Written request >> Reproduce all the lines below exactly and omit the images.

Data supplied >>
──────────────────────────────

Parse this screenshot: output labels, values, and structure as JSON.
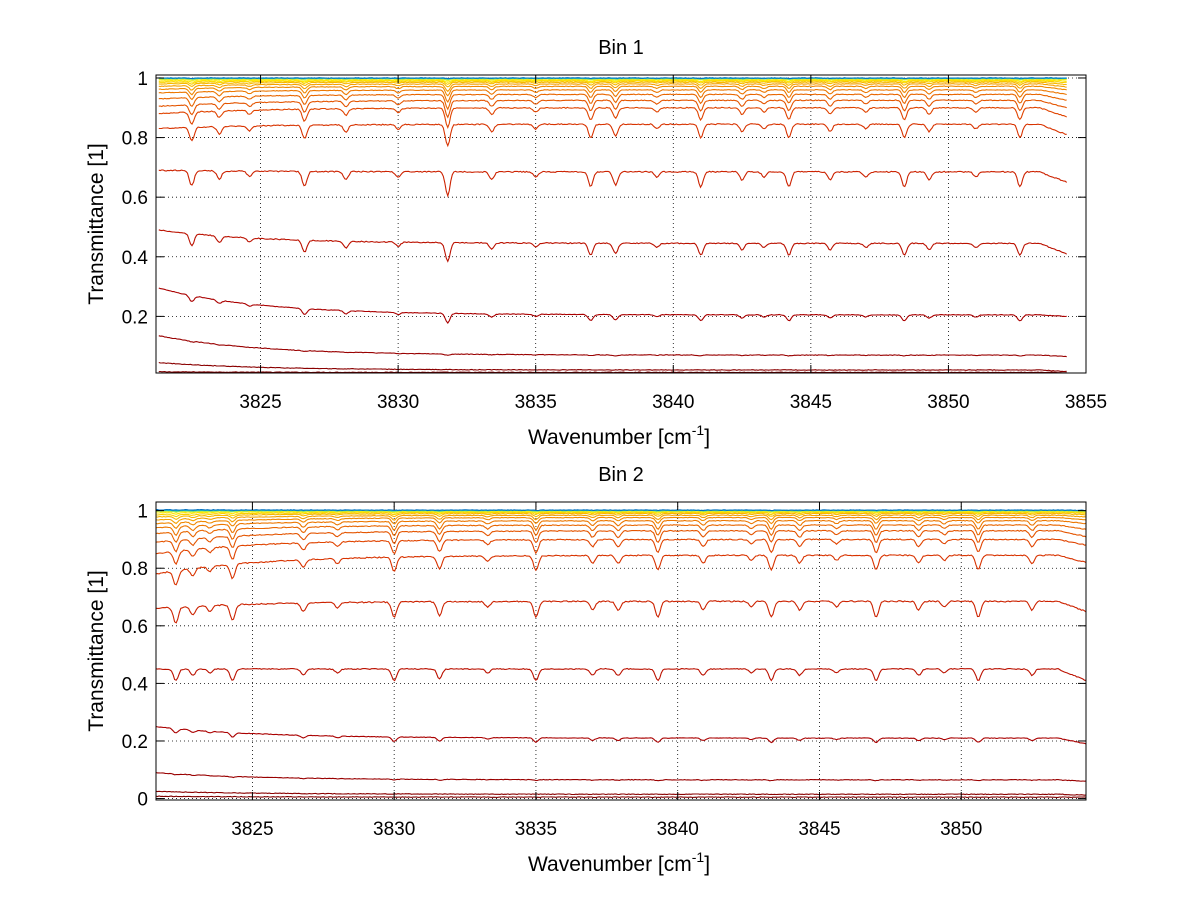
{
  "chart_data": [
    {
      "type": "line",
      "title": "Bin 1",
      "xlabel": "Wavenumber [cm",
      "xlabel_sup": "-1",
      "xlabel_end": "]",
      "ylabel": "Transmittance [1]",
      "xlim": [
        3821.2,
        3855
      ],
      "ylim": [
        0.01,
        1.01
      ],
      "xticks": [
        3825,
        3830,
        3835,
        3840,
        3845,
        3850,
        3855
      ],
      "yticks": [
        0.2,
        0.4,
        0.6,
        0.8,
        1
      ],
      "ytick_labels": [
        "0.2",
        "0.4",
        "0.6",
        "0.8",
        "1"
      ],
      "grid": true,
      "x_start": 3821.3,
      "x_end": 3854.3,
      "absorption_lines": [
        3822.5,
        3823.5,
        3824.6,
        3826.6,
        3828.1,
        3830.0,
        3831.8,
        3833.4,
        3835.0,
        3837.0,
        3837.9,
        3839.4,
        3841.0,
        3842.5,
        3843.3,
        3844.2,
        3845.7,
        3847.0,
        3848.4,
        3849.3,
        3851.0,
        3852.6
      ],
      "series": [
        {
          "baseline": 0.012,
          "start": 0.014,
          "end": 0.011,
          "depth": 0.0,
          "color": "#7f0000"
        },
        {
          "baseline": 0.02,
          "start": 0.045,
          "end": 0.015,
          "depth": 0.0,
          "color": "#8a0000"
        },
        {
          "baseline": 0.07,
          "start": 0.135,
          "end": 0.065,
          "depth": 0.003,
          "color": "#990000"
        },
        {
          "baseline": 0.205,
          "start": 0.295,
          "end": 0.2,
          "depth": 0.02,
          "color": "#aa0000"
        },
        {
          "baseline": 0.445,
          "start": 0.49,
          "end": 0.41,
          "depth": 0.04,
          "color": "#bb1100"
        },
        {
          "baseline": 0.685,
          "start": 0.69,
          "end": 0.65,
          "depth": 0.05,
          "color": "#cc2200"
        },
        {
          "baseline": 0.845,
          "start": 0.83,
          "end": 0.81,
          "depth": 0.045,
          "color": "#d83300"
        },
        {
          "baseline": 0.9,
          "start": 0.88,
          "end": 0.87,
          "depth": 0.04,
          "color": "#e04400"
        },
        {
          "baseline": 0.925,
          "start": 0.905,
          "end": 0.9,
          "depth": 0.035,
          "color": "#e45500"
        },
        {
          "baseline": 0.945,
          "start": 0.93,
          "end": 0.925,
          "depth": 0.03,
          "color": "#e86600"
        },
        {
          "baseline": 0.96,
          "start": 0.95,
          "end": 0.945,
          "depth": 0.025,
          "color": "#ec7700"
        },
        {
          "baseline": 0.972,
          "start": 0.962,
          "end": 0.96,
          "depth": 0.02,
          "color": "#f08800"
        },
        {
          "baseline": 0.98,
          "start": 0.972,
          "end": 0.97,
          "depth": 0.015,
          "color": "#f4a000"
        },
        {
          "baseline": 0.986,
          "start": 0.98,
          "end": 0.978,
          "depth": 0.01,
          "color": "#f7b800"
        },
        {
          "baseline": 0.99,
          "start": 0.986,
          "end": 0.985,
          "depth": 0.007,
          "color": "#fad000"
        },
        {
          "baseline": 0.993,
          "start": 0.99,
          "end": 0.99,
          "depth": 0.005,
          "color": "#fde800"
        },
        {
          "baseline": 0.996,
          "start": 0.995,
          "end": 0.995,
          "depth": 0.003,
          "color": "#e8f020"
        },
        {
          "baseline": 0.998,
          "start": 0.998,
          "end": 0.998,
          "depth": 0.002,
          "color": "#80e070"
        },
        {
          "baseline": 0.999,
          "start": 0.999,
          "end": 0.999,
          "depth": 0.001,
          "color": "#20c0c0"
        },
        {
          "baseline": 1.0,
          "start": 1.0,
          "end": 1.0,
          "depth": 0.001,
          "color": "#0070c0"
        }
      ]
    },
    {
      "type": "line",
      "title": "Bin 2",
      "xlabel": "Wavenumber [cm",
      "xlabel_sup": "-1",
      "xlabel_end": "]",
      "ylabel": "Transmittance [1]",
      "xlim": [
        3821.6,
        3854.4
      ],
      "ylim": [
        -0.005,
        1.03
      ],
      "xticks": [
        3825,
        3830,
        3835,
        3840,
        3845,
        3850
      ],
      "yticks": [
        0,
        0.2,
        0.4,
        0.6,
        0.8,
        1
      ],
      "ytick_labels": [
        "0",
        "0.2",
        "0.4",
        "0.6",
        "0.8",
        "1"
      ],
      "grid": true,
      "x_start": 3821.6,
      "x_end": 3854.4,
      "absorption_lines": [
        3822.3,
        3822.9,
        3823.5,
        3824.3,
        3826.8,
        3828.0,
        3830.0,
        3831.6,
        3833.3,
        3835.0,
        3837.0,
        3837.9,
        3839.3,
        3840.9,
        3842.6,
        3843.3,
        3844.3,
        3845.6,
        3847.0,
        3848.5,
        3849.4,
        3850.6,
        3852.5
      ],
      "series": [
        {
          "baseline": 0.005,
          "start": 0.008,
          "end": 0.005,
          "depth": 0.0,
          "color": "#7f0000"
        },
        {
          "baseline": 0.015,
          "start": 0.025,
          "end": 0.012,
          "depth": 0.0,
          "color": "#8a0000"
        },
        {
          "baseline": 0.065,
          "start": 0.09,
          "end": 0.06,
          "depth": 0.003,
          "color": "#990000"
        },
        {
          "baseline": 0.21,
          "start": 0.25,
          "end": 0.19,
          "depth": 0.015,
          "color": "#aa0000"
        },
        {
          "baseline": 0.45,
          "start": 0.45,
          "end": 0.41,
          "depth": 0.04,
          "color": "#bb1100"
        },
        {
          "baseline": 0.685,
          "start": 0.66,
          "end": 0.65,
          "depth": 0.055,
          "color": "#cc2200"
        },
        {
          "baseline": 0.845,
          "start": 0.78,
          "end": 0.82,
          "depth": 0.05,
          "color": "#d83300"
        },
        {
          "baseline": 0.9,
          "start": 0.85,
          "end": 0.88,
          "depth": 0.045,
          "color": "#e04400"
        },
        {
          "baseline": 0.93,
          "start": 0.89,
          "end": 0.91,
          "depth": 0.04,
          "color": "#e45500"
        },
        {
          "baseline": 0.95,
          "start": 0.92,
          "end": 0.935,
          "depth": 0.035,
          "color": "#e86600"
        },
        {
          "baseline": 0.965,
          "start": 0.94,
          "end": 0.955,
          "depth": 0.03,
          "color": "#ec7700"
        },
        {
          "baseline": 0.976,
          "start": 0.955,
          "end": 0.968,
          "depth": 0.02,
          "color": "#f08800"
        },
        {
          "baseline": 0.984,
          "start": 0.968,
          "end": 0.978,
          "depth": 0.015,
          "color": "#f4a000"
        },
        {
          "baseline": 0.99,
          "start": 0.978,
          "end": 0.986,
          "depth": 0.01,
          "color": "#f7b800"
        },
        {
          "baseline": 0.994,
          "start": 0.985,
          "end": 0.991,
          "depth": 0.007,
          "color": "#fad000"
        },
        {
          "baseline": 0.997,
          "start": 0.992,
          "end": 0.995,
          "depth": 0.005,
          "color": "#fde800"
        },
        {
          "baseline": 0.999,
          "start": 0.997,
          "end": 0.998,
          "depth": 0.003,
          "color": "#e8f020"
        },
        {
          "baseline": 1.0,
          "start": 0.999,
          "end": 0.999,
          "depth": 0.002,
          "color": "#80e070"
        },
        {
          "baseline": 1.001,
          "start": 1.001,
          "end": 1.0,
          "depth": 0.001,
          "color": "#20c0c0"
        },
        {
          "baseline": 1.002,
          "start": 1.003,
          "end": 1.001,
          "depth": 0.001,
          "color": "#0070c0"
        }
      ]
    }
  ]
}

──────────────────────────────

Answer >>
Parse this screenshot: output labels, values, and structure as JSON.
{
  "chart_data": [
    {
      "type": "line",
      "title": "Bin 1",
      "xlabel": "Wavenumber [cm",
      "xlabel_sup": "-1",
      "xlabel_end": "]",
      "ylabel": "Transmittance [1]",
      "xlim": [
        3821.2,
        3855
      ],
      "ylim": [
        0.01,
        1.01
      ],
      "xticks": [
        3825,
        3830,
        3835,
        3840,
        3845,
        3850,
        3855
      ],
      "yticks": [
        0.2,
        0.4,
        0.6,
        0.8,
        1
      ],
      "ytick_labels": [
        "0.2",
        "0.4",
        "0.6",
        "0.8",
        "1"
      ],
      "grid": true,
      "x_start": 3821.3,
      "x_end": 3854.3,
      "absorption_lines": [
        3822.5,
        3823.5,
        3824.6,
        3826.6,
        3828.1,
        3830.0,
        3831.8,
        3833.4,
        3835.0,
        3837.0,
        3837.9,
        3839.4,
        3841.0,
        3842.5,
        3843.3,
        3844.2,
        3845.7,
        3847.0,
        3848.4,
        3849.3,
        3851.0,
        3852.6
      ],
      "series": [
        {
          "baseline": 0.012,
          "start": 0.014,
          "end": 0.011,
          "depth": 0.0,
          "color": "#7f0000"
        },
        {
          "baseline": 0.02,
          "start": 0.045,
          "end": 0.015,
          "depth": 0.0,
          "color": "#8a0000"
        },
        {
          "baseline": 0.07,
          "start": 0.135,
          "end": 0.065,
          "depth": 0.003,
          "color": "#990000"
        },
        {
          "baseline": 0.205,
          "start": 0.295,
          "end": 0.2,
          "depth": 0.02,
          "color": "#aa0000"
        },
        {
          "baseline": 0.445,
          "start": 0.49,
          "end": 0.41,
          "depth": 0.04,
          "color": "#bb1100"
        },
        {
          "baseline": 0.685,
          "start": 0.69,
          "end": 0.65,
          "depth": 0.05,
          "color": "#cc2200"
        },
        {
          "baseline": 0.845,
          "start": 0.83,
          "end": 0.81,
          "depth": 0.045,
          "color": "#d83300"
        },
        {
          "baseline": 0.9,
          "start": 0.88,
          "end": 0.87,
          "depth": 0.04,
          "color": "#e04400"
        },
        {
          "baseline": 0.925,
          "start": 0.905,
          "end": 0.9,
          "depth": 0.035,
          "color": "#e45500"
        },
        {
          "baseline": 0.945,
          "start": 0.93,
          "end": 0.925,
          "depth": 0.03,
          "color": "#e86600"
        },
        {
          "baseline": 0.96,
          "start": 0.95,
          "end": 0.945,
          "depth": 0.025,
          "color": "#ec7700"
        },
        {
          "baseline": 0.972,
          "start": 0.962,
          "end": 0.96,
          "depth": 0.02,
          "color": "#f08800"
        },
        {
          "baseline": 0.98,
          "start": 0.972,
          "end": 0.97,
          "depth": 0.015,
          "color": "#f4a000"
        },
        {
          "baseline": 0.986,
          "start": 0.98,
          "end": 0.978,
          "depth": 0.01,
          "color": "#f7b800"
        },
        {
          "baseline": 0.99,
          "start": 0.986,
          "end": 0.985,
          "depth": 0.007,
          "color": "#fad000"
        },
        {
          "baseline": 0.993,
          "start": 0.99,
          "end": 0.99,
          "depth": 0.005,
          "color": "#fde800"
        },
        {
          "baseline": 0.996,
          "start": 0.995,
          "end": 0.995,
          "depth": 0.003,
          "color": "#e8f020"
        },
        {
          "baseline": 0.998,
          "start": 0.998,
          "end": 0.998,
          "depth": 0.002,
          "color": "#80e070"
        },
        {
          "baseline": 0.999,
          "start": 0.999,
          "end": 0.999,
          "depth": 0.001,
          "color": "#20c0c0"
        },
        {
          "baseline": 1.0,
          "start": 1.0,
          "end": 1.0,
          "depth": 0.001,
          "color": "#0070c0"
        }
      ]
    },
    {
      "type": "line",
      "title": "Bin 2",
      "xlabel": "Wavenumber [cm",
      "xlabel_sup": "-1",
      "xlabel_end": "]",
      "ylabel": "Transmittance [1]",
      "xlim": [
        3821.6,
        3854.4
      ],
      "ylim": [
        -0.005,
        1.03
      ],
      "xticks": [
        3825,
        3830,
        3835,
        3840,
        3845,
        3850
      ],
      "yticks": [
        0,
        0.2,
        0.4,
        0.6,
        0.8,
        1
      ],
      "ytick_labels": [
        "0",
        "0.2",
        "0.4",
        "0.6",
        "0.8",
        "1"
      ],
      "grid": true,
      "x_start": 3821.6,
      "x_end": 3854.4,
      "absorption_lines": [
        3822.3,
        3822.9,
        3823.5,
        3824.3,
        3826.8,
        3828.0,
        3830.0,
        3831.6,
        3833.3,
        3835.0,
        3837.0,
        3837.9,
        3839.3,
        3840.9,
        3842.6,
        3843.3,
        3844.3,
        3845.6,
        3847.0,
        3848.5,
        3849.4,
        3850.6,
        3852.5
      ],
      "series": [
        {
          "baseline": 0.005,
          "start": 0.008,
          "end": 0.005,
          "depth": 0.0,
          "color": "#7f0000"
        },
        {
          "baseline": 0.015,
          "start": 0.025,
          "end": 0.012,
          "depth": 0.0,
          "color": "#8a0000"
        },
        {
          "baseline": 0.065,
          "start": 0.09,
          "end": 0.06,
          "depth": 0.003,
          "color": "#990000"
        },
        {
          "baseline": 0.21,
          "start": 0.25,
          "end": 0.19,
          "depth": 0.015,
          "color": "#aa0000"
        },
        {
          "baseline": 0.45,
          "start": 0.45,
          "end": 0.41,
          "depth": 0.04,
          "color": "#bb1100"
        },
        {
          "baseline": 0.685,
          "start": 0.66,
          "end": 0.65,
          "depth": 0.055,
          "color": "#cc2200"
        },
        {
          "baseline": 0.845,
          "start": 0.78,
          "end": 0.82,
          "depth": 0.05,
          "color": "#d83300"
        },
        {
          "baseline": 0.9,
          "start": 0.85,
          "end": 0.88,
          "depth": 0.045,
          "color": "#e04400"
        },
        {
          "baseline": 0.93,
          "start": 0.89,
          "end": 0.91,
          "depth": 0.04,
          "color": "#e45500"
        },
        {
          "baseline": 0.95,
          "start": 0.92,
          "end": 0.935,
          "depth": 0.035,
          "color": "#e86600"
        },
        {
          "baseline": 0.965,
          "start": 0.94,
          "end": 0.955,
          "depth": 0.03,
          "color": "#ec7700"
        },
        {
          "baseline": 0.976,
          "start": 0.955,
          "end": 0.968,
          "depth": 0.02,
          "color": "#f08800"
        },
        {
          "baseline": 0.984,
          "start": 0.968,
          "end": 0.978,
          "depth": 0.015,
          "color": "#f4a000"
        },
        {
          "baseline": 0.99,
          "start": 0.978,
          "end": 0.986,
          "depth": 0.01,
          "color": "#f7b800"
        },
        {
          "baseline": 0.994,
          "start": 0.985,
          "end": 0.991,
          "depth": 0.007,
          "color": "#fad000"
        },
        {
          "baseline": 0.997,
          "start": 0.992,
          "end": 0.995,
          "depth": 0.005,
          "color": "#fde800"
        },
        {
          "baseline": 0.999,
          "start": 0.997,
          "end": 0.998,
          "depth": 0.003,
          "color": "#e8f020"
        },
        {
          "baseline": 1.0,
          "start": 0.999,
          "end": 0.999,
          "depth": 0.002,
          "color": "#80e070"
        },
        {
          "baseline": 1.001,
          "start": 1.001,
          "end": 1.0,
          "depth": 0.001,
          "color": "#20c0c0"
        },
        {
          "baseline": 1.002,
          "start": 1.003,
          "end": 1.001,
          "depth": 0.001,
          "color": "#0070c0"
        }
      ]
    }
  ]
}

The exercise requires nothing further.